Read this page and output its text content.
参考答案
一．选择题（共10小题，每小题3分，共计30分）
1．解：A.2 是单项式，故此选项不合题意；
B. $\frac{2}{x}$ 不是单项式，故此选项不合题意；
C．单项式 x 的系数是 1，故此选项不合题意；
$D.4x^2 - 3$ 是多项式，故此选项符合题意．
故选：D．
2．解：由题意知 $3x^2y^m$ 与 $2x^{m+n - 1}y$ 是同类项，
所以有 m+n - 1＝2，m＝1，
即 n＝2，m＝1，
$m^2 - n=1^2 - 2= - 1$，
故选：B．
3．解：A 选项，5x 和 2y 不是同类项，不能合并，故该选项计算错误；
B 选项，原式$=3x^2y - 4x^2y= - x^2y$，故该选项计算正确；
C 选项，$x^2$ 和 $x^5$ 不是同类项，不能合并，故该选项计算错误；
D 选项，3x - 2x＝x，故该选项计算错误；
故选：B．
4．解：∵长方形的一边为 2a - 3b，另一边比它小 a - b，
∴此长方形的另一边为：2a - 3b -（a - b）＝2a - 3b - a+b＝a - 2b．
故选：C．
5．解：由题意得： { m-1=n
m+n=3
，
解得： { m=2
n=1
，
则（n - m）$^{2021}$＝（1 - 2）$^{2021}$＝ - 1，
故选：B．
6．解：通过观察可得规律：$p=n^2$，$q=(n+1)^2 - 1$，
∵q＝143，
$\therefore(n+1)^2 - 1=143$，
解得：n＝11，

▶ **Job**
Copy out all of the data exactly, leaving nothing out.

▶ **Complete output**
Read this page and output its text content.
参考答案
一．选择题（共10小题，每小题3分，共计30分）
1．解：A.2 是单项式，故此选项不合题意；
B. $\frac{2}{x}$ 不是单项式，故此选项不合题意；
C．单项式 x 的系数是 1，故此选项不合题意；
$D.4x^2 - 3$ 是多项式，故此选项符合题意．
故选：D．
2．解：由题意知 $3x^2y^m$ 与 $2x^{m+n - 1}y$ 是同类项，
所以有 m+n - 1＝2，m＝1，
即 n＝2，m＝1，
$m^2 - n=1^2 - 2= - 1$，
故选：B．
3．解：A 选项，5x 和 2y 不是同类项，不能合并，故该选项计算错误；
B 选项，原式$=3x^2y - 4x^2y= - x^2y$，故该选项计算正确；
C 选项，$x^2$ 和 $x^5$ 不是同类项，不能合并，故该选项计算错误；
D 选项，3x - 2x＝x，故该选项计算错误；
故选：B．
4．解：∵长方形的一边为 2a - 3b，另一边比它小 a - b，
∴此长方形的另一边为：2a - 3b -（a - b）＝2a - 3b - a+b＝a - 2b．
故选：C．
5．解：由题意得： { m-1=n
m+n=3
，
解得： { m=2
n=1
，
则（n - m）$^{2021}$＝（1 - 2）$^{2021}$＝ - 1，
故选：B．
6．解：通过观察可得规律：$p=n^2$，$q=(n+1)^2 - 1$，
∵q＝143，
$\therefore(n+1)^2 - 1=143$，
解得：n＝11，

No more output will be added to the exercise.